Transcribe the whole listing below without changing a word, but leave out every image.

═════ Exercise material ═════

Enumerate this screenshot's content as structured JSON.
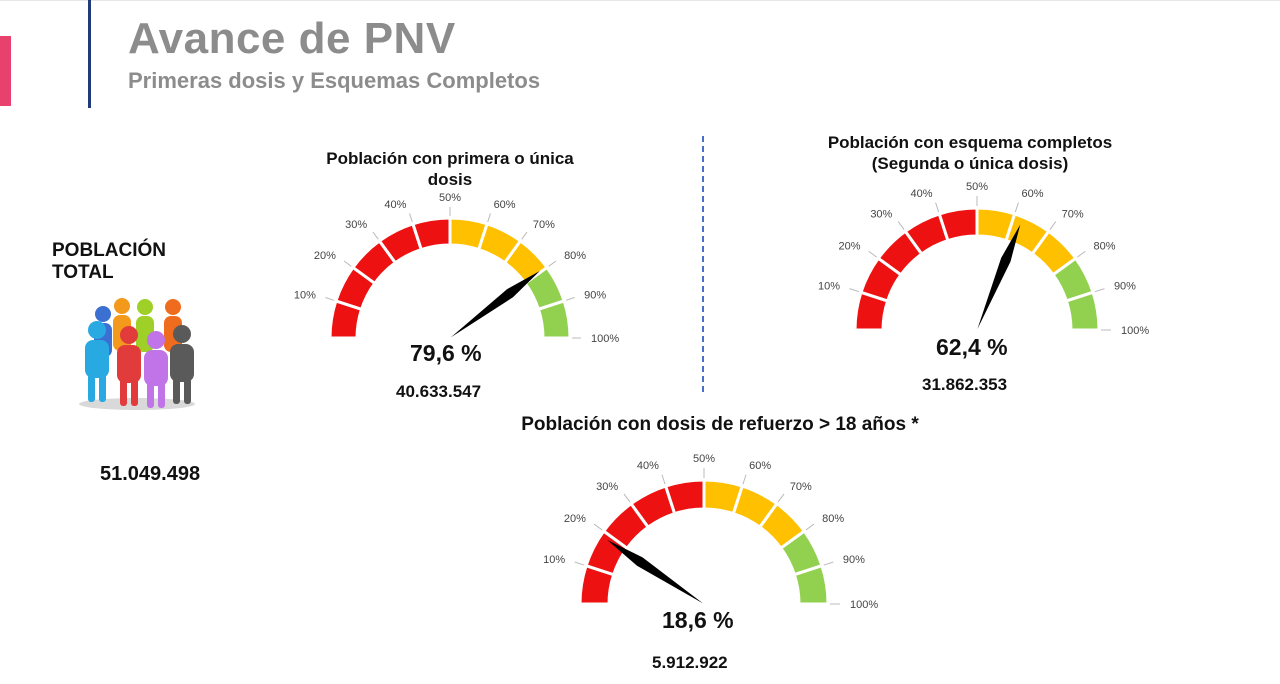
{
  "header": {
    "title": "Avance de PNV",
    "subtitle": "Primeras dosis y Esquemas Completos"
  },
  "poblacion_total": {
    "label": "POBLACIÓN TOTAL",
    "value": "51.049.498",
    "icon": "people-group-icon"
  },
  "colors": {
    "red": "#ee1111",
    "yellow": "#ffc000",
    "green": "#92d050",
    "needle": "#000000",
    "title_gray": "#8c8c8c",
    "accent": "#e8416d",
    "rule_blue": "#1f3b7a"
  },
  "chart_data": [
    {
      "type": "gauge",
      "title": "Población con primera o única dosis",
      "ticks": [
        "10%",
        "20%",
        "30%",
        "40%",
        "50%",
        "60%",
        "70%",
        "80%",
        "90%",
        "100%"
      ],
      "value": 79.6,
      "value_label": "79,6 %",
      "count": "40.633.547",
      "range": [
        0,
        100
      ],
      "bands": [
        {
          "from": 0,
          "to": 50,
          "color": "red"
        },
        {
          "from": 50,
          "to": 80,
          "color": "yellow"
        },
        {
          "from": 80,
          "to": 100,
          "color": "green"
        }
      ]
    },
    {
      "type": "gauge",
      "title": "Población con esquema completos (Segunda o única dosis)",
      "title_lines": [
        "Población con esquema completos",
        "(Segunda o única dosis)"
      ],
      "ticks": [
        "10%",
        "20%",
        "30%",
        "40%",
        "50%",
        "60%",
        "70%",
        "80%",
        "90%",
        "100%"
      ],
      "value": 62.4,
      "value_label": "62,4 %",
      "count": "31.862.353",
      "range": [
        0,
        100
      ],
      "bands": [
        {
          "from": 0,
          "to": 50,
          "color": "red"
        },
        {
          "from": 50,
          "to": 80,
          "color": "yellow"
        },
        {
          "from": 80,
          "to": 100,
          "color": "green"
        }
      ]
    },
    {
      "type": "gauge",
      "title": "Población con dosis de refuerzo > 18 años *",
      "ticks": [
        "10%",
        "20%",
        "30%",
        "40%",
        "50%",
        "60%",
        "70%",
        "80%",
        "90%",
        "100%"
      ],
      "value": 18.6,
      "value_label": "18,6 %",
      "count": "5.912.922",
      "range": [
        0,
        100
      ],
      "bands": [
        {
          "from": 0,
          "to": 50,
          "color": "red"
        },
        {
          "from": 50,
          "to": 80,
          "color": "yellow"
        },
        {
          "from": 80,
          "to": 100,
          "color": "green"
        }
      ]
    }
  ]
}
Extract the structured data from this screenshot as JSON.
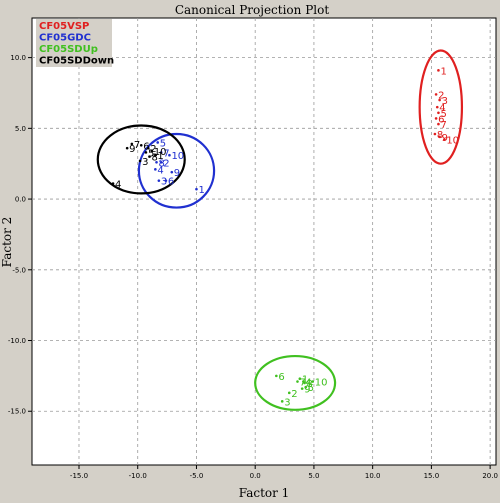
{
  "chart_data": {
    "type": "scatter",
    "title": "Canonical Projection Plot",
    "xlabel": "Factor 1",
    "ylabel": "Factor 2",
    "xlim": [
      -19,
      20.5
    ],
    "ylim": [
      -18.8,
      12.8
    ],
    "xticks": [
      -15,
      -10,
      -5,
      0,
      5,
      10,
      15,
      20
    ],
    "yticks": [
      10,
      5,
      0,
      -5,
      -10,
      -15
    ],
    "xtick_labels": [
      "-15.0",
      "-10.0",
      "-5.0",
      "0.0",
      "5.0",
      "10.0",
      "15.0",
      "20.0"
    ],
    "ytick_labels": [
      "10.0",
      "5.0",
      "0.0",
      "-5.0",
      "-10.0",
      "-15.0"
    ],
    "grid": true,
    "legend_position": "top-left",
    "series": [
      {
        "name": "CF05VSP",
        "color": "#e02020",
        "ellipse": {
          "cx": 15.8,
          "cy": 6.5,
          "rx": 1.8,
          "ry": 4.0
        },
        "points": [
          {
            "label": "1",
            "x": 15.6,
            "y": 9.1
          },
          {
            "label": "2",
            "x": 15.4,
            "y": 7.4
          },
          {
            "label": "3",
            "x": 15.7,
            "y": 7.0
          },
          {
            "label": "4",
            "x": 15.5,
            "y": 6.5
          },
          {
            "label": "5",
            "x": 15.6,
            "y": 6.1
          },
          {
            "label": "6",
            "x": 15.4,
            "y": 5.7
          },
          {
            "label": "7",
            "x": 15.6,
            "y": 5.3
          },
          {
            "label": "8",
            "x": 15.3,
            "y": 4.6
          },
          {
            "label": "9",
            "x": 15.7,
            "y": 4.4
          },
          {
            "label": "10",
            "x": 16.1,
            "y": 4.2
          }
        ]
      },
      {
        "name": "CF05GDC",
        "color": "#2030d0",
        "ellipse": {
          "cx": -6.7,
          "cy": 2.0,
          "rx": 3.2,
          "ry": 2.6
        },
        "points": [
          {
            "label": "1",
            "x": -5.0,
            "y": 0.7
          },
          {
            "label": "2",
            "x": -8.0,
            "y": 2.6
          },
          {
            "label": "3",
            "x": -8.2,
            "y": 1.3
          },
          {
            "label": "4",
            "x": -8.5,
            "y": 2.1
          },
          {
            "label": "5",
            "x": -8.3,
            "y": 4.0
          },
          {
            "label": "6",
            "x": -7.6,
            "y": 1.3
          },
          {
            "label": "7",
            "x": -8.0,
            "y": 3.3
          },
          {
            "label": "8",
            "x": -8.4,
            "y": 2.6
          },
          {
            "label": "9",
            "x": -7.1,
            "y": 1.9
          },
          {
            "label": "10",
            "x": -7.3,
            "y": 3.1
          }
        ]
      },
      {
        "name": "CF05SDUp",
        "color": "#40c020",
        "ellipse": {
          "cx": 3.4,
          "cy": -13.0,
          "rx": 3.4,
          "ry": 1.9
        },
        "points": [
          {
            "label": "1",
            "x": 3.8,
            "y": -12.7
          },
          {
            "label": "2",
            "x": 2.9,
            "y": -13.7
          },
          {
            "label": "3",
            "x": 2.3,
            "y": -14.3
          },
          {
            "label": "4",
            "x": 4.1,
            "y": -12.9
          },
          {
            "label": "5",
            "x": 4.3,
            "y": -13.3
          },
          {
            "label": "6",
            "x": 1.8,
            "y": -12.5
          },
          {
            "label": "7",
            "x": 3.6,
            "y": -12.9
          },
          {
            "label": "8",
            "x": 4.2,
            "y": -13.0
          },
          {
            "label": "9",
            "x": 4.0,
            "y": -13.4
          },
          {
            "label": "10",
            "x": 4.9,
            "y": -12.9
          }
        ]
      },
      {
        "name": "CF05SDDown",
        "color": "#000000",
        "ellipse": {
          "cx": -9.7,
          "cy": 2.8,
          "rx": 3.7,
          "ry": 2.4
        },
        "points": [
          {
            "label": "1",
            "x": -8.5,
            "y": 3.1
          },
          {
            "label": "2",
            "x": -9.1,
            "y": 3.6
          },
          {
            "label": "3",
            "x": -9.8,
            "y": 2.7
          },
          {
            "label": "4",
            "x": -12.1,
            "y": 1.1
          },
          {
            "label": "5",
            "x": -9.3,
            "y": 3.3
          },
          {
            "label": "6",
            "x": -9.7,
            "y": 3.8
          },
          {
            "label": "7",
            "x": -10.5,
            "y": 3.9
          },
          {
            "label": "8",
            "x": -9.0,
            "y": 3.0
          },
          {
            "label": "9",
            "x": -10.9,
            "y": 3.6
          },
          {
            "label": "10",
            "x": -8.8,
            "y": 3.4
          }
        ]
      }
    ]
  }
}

═════

Complete response →
Enumerate this screenshot's content as structured JSON.
{
  "header": {
    "title": "Avance de PNV",
    "subtitle": "Primeras dosis y Esquemas Completos"
  },
  "poblacion_total": {
    "label": "POBLACIÓN TOTAL",
    "value": "51.049.498",
    "icon": "people-group-icon"
  },
  "colors": {
    "red": "#ee1111",
    "yellow": "#ffc000",
    "green": "#92d050",
    "needle": "#000000",
    "title_gray": "#8c8c8c",
    "accent": "#e8416d",
    "rule_blue": "#1f3b7a"
  },
  "chart_data": [
    {
      "type": "gauge",
      "title": "Población con primera o única dosis",
      "ticks": [
        "10%",
        "20%",
        "30%",
        "40%",
        "50%",
        "60%",
        "70%",
        "80%",
        "90%",
        "100%"
      ],
      "value": 79.6,
      "value_label": "79,6 %",
      "count": "40.633.547",
      "range": [
        0,
        100
      ],
      "bands": [
        {
          "from": 0,
          "to": 50,
          "color": "red"
        },
        {
          "from": 50,
          "to": 80,
          "color": "yellow"
        },
        {
          "from": 80,
          "to": 100,
          "color": "green"
        }
      ]
    },
    {
      "type": "gauge",
      "title": "Población con esquema completos (Segunda o única dosis)",
      "title_lines": [
        "Población con esquema completos",
        "(Segunda o única dosis)"
      ],
      "ticks": [
        "10%",
        "20%",
        "30%",
        "40%",
        "50%",
        "60%",
        "70%",
        "80%",
        "90%",
        "100%"
      ],
      "value": 62.4,
      "value_label": "62,4 %",
      "count": "31.862.353",
      "range": [
        0,
        100
      ],
      "bands": [
        {
          "from": 0,
          "to": 50,
          "color": "red"
        },
        {
          "from": 50,
          "to": 80,
          "color": "yellow"
        },
        {
          "from": 80,
          "to": 100,
          "color": "green"
        }
      ]
    },
    {
      "type": "gauge",
      "title": "Población con dosis de refuerzo > 18 años *",
      "ticks": [
        "10%",
        "20%",
        "30%",
        "40%",
        "50%",
        "60%",
        "70%",
        "80%",
        "90%",
        "100%"
      ],
      "value": 18.6,
      "value_label": "18,6 %",
      "count": "5.912.922",
      "range": [
        0,
        100
      ],
      "bands": [
        {
          "from": 0,
          "to": 50,
          "color": "red"
        },
        {
          "from": 50,
          "to": 80,
          "color": "yellow"
        },
        {
          "from": 80,
          "to": 100,
          "color": "green"
        }
      ]
    }
  ]
}
Extract the structured data from this screenshot as JSON.
{
  "chart_data": {
    "type": "scatter",
    "title": "Canonical Projection Plot",
    "xlabel": "Factor 1",
    "ylabel": "Factor 2",
    "xlim": [
      -19,
      20.5
    ],
    "ylim": [
      -18.8,
      12.8
    ],
    "xticks": [
      -15,
      -10,
      -5,
      0,
      5,
      10,
      15,
      20
    ],
    "yticks": [
      10,
      5,
      0,
      -5,
      -10,
      -15
    ],
    "xtick_labels": [
      "-15.0",
      "-10.0",
      "-5.0",
      "0.0",
      "5.0",
      "10.0",
      "15.0",
      "20.0"
    ],
    "ytick_labels": [
      "10.0",
      "5.0",
      "0.0",
      "-5.0",
      "-10.0",
      "-15.0"
    ],
    "grid": true,
    "legend_position": "top-left",
    "series": [
      {
        "name": "CF05VSP",
        "color": "#e02020",
        "ellipse": {
          "cx": 15.8,
          "cy": 6.5,
          "rx": 1.8,
          "ry": 4.0
        },
        "points": [
          {
            "label": "1",
            "x": 15.6,
            "y": 9.1
          },
          {
            "label": "2",
            "x": 15.4,
            "y": 7.4
          },
          {
            "label": "3",
            "x": 15.7,
            "y": 7.0
          },
          {
            "label": "4",
            "x": 15.5,
            "y": 6.5
          },
          {
            "label": "5",
            "x": 15.6,
            "y": 6.1
          },
          {
            "label": "6",
            "x": 15.4,
            "y": 5.7
          },
          {
            "label": "7",
            "x": 15.6,
            "y": 5.3
          },
          {
            "label": "8",
            "x": 15.3,
            "y": 4.6
          },
          {
            "label": "9",
            "x": 15.7,
            "y": 4.4
          },
          {
            "label": "10",
            "x": 16.1,
            "y": 4.2
          }
        ]
      },
      {
        "name": "CF05GDC",
        "color": "#2030d0",
        "ellipse": {
          "cx": -6.7,
          "cy": 2.0,
          "rx": 3.2,
          "ry": 2.6
        },
        "points": [
          {
            "label": "1",
            "x": -5.0,
            "y": 0.7
          },
          {
            "label": "2",
            "x": -8.0,
            "y": 2.6
          },
          {
            "label": "3",
            "x": -8.2,
            "y": 1.3
          },
          {
            "label": "4",
            "x": -8.5,
            "y": 2.1
          },
          {
            "label": "5",
            "x": -8.3,
            "y": 4.0
          },
          {
            "label": "6",
            "x": -7.6,
            "y": 1.3
          },
          {
            "label": "7",
            "x": -8.0,
            "y": 3.3
          },
          {
            "label": "8",
            "x": -8.4,
            "y": 2.6
          },
          {
            "label": "9",
            "x": -7.1,
            "y": 1.9
          },
          {
            "label": "10",
            "x": -7.3,
            "y": 3.1
          }
        ]
      },
      {
        "name": "CF05SDUp",
        "color": "#40c020",
        "ellipse": {
          "cx": 3.4,
          "cy": -13.0,
          "rx": 3.4,
          "ry": 1.9
        },
        "points": [
          {
            "label": "1",
            "x": 3.8,
            "y": -12.7
          },
          {
            "label": "2",
            "x": 2.9,
            "y": -13.7
          },
          {
            "label": "3",
            "x": 2.3,
            "y": -14.3
          },
          {
            "label": "4",
            "x": 4.1,
            "y": -12.9
          },
          {
            "label": "5",
            "x": 4.3,
            "y": -13.3
          },
          {
            "label": "6",
            "x": 1.8,
            "y": -12.5
          },
          {
            "label": "7",
            "x": 3.6,
            "y": -12.9
          },
          {
            "label": "8",
            "x": 4.2,
            "y": -13.0
          },
          {
            "label": "9",
            "x": 4.0,
            "y": -13.4
          },
          {
            "label": "10",
            "x": 4.9,
            "y": -12.9
          }
        ]
      },
      {
        "name": "CF05SDDown",
        "color": "#000000",
        "ellipse": {
          "cx": -9.7,
          "cy": 2.8,
          "rx": 3.7,
          "ry": 2.4
        },
        "points": [
          {
            "label": "1",
            "x": -8.5,
            "y": 3.1
          },
          {
            "label": "2",
            "x": -9.1,
            "y": 3.6
          },
          {
            "label": "3",
            "x": -9.8,
            "y": 2.7
          },
          {
            "label": "4",
            "x": -12.1,
            "y": 1.1
          },
          {
            "label": "5",
            "x": -9.3,
            "y": 3.3
          },
          {
            "label": "6",
            "x": -9.7,
            "y": 3.8
          },
          {
            "label": "7",
            "x": -10.5,
            "y": 3.9
          },
          {
            "label": "8",
            "x": -9.0,
            "y": 3.0
          },
          {
            "label": "9",
            "x": -10.9,
            "y": 3.6
          },
          {
            "label": "10",
            "x": -8.8,
            "y": 3.4
          }
        ]
      }
    ]
  }
}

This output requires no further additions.